WHAT THE TASK ASKS>
Gather all lines with "monitoring" from the records.
::: EXTRACTED ENTRIES :::
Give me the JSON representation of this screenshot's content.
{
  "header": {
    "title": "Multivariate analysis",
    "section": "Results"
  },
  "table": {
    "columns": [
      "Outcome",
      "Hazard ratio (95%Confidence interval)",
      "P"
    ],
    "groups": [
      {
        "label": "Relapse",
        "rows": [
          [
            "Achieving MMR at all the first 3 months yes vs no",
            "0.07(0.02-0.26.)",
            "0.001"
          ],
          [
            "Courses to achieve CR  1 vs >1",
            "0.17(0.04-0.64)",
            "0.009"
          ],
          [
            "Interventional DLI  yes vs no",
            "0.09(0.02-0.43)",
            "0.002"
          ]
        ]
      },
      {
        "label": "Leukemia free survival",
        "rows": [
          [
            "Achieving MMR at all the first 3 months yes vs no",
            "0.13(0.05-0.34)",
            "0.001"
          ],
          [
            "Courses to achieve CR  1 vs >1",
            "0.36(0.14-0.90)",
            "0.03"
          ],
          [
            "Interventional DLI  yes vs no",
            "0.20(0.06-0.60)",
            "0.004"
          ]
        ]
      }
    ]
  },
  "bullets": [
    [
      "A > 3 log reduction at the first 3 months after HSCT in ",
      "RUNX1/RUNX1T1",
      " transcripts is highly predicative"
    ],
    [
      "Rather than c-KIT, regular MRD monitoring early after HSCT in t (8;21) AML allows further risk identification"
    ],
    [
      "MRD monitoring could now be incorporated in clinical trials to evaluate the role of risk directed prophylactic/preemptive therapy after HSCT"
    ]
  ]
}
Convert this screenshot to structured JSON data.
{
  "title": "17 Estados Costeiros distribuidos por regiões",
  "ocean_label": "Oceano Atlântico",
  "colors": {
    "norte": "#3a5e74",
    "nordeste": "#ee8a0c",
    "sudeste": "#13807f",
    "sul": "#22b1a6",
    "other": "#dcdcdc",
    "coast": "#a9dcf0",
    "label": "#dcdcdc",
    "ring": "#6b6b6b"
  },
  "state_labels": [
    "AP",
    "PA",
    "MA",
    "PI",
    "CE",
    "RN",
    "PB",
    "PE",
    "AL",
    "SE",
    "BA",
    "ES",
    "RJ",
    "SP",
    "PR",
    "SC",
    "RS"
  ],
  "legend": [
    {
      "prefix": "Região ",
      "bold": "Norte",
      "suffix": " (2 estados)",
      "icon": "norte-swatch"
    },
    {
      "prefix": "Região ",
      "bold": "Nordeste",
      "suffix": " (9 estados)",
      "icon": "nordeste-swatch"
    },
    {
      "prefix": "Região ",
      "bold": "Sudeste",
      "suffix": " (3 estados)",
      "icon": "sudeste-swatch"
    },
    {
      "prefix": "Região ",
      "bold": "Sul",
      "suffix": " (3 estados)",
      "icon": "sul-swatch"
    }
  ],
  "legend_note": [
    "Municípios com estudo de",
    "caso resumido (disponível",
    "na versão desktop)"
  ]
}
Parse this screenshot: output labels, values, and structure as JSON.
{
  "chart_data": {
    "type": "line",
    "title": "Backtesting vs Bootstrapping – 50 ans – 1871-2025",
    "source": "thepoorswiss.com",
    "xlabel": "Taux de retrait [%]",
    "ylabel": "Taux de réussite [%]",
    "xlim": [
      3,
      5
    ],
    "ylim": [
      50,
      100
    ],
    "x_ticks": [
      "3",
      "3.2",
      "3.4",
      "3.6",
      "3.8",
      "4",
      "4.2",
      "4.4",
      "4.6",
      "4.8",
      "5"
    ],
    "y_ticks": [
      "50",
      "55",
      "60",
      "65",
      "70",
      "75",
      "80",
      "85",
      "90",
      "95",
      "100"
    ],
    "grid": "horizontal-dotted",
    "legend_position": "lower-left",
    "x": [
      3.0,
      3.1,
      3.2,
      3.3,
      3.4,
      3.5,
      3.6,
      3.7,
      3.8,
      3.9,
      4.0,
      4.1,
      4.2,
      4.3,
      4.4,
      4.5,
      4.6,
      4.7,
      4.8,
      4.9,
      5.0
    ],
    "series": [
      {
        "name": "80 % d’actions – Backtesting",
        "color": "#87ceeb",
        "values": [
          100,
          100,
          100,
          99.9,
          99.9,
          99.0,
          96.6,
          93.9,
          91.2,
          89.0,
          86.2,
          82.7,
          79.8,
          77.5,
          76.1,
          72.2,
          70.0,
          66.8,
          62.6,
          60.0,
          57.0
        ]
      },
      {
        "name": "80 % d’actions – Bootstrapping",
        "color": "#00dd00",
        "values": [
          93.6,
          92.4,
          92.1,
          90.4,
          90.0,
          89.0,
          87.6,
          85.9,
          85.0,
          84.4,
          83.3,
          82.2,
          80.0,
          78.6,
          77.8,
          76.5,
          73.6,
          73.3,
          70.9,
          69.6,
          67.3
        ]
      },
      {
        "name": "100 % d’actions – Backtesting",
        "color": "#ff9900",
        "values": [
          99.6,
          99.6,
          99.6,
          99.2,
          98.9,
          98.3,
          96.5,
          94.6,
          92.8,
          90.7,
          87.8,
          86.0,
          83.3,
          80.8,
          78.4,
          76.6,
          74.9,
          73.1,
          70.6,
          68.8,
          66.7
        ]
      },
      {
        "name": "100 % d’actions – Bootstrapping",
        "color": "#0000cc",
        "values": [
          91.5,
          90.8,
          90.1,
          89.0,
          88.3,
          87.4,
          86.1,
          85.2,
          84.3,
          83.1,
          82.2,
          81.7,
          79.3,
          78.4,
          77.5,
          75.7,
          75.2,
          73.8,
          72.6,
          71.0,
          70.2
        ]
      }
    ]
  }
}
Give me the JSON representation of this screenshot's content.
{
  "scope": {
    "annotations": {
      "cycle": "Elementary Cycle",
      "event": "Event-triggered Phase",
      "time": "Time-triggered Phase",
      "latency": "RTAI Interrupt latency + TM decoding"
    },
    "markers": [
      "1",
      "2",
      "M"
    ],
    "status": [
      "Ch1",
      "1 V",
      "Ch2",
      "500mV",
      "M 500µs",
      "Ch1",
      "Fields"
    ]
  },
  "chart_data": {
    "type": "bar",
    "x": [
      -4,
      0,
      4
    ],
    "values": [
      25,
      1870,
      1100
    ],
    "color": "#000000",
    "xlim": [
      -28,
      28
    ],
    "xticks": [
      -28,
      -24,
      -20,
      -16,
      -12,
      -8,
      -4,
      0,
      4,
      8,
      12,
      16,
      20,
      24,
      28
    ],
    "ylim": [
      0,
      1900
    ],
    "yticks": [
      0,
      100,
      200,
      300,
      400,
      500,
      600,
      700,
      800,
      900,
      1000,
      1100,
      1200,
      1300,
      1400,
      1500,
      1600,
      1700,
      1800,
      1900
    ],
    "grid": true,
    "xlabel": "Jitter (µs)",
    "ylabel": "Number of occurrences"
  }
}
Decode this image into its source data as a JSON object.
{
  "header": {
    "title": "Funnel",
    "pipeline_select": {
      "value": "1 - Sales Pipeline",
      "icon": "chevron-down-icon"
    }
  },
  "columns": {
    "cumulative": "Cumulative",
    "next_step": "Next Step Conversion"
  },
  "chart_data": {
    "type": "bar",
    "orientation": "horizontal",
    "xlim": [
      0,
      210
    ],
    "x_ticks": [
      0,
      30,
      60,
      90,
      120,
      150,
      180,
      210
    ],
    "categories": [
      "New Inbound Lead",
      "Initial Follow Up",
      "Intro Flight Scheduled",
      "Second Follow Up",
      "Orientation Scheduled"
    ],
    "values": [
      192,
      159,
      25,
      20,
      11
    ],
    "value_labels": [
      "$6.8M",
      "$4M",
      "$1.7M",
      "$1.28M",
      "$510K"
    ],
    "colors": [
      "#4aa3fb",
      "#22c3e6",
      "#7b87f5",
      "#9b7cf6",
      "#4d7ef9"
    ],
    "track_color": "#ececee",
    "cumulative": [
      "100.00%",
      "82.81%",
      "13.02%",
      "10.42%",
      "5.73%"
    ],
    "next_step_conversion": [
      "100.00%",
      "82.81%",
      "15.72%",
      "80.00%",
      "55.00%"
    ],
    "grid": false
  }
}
:::
EXERCISE OUTPUT>
      "Rather than c-KIT, regular MRD monitoring early after HSCT in t (8;21) AML allows further risk identification"
      "MRD monitoring could now be incorporated in clinical trials to evaluate the role of risk directed prophylactic/preemptive therapy after HSCT"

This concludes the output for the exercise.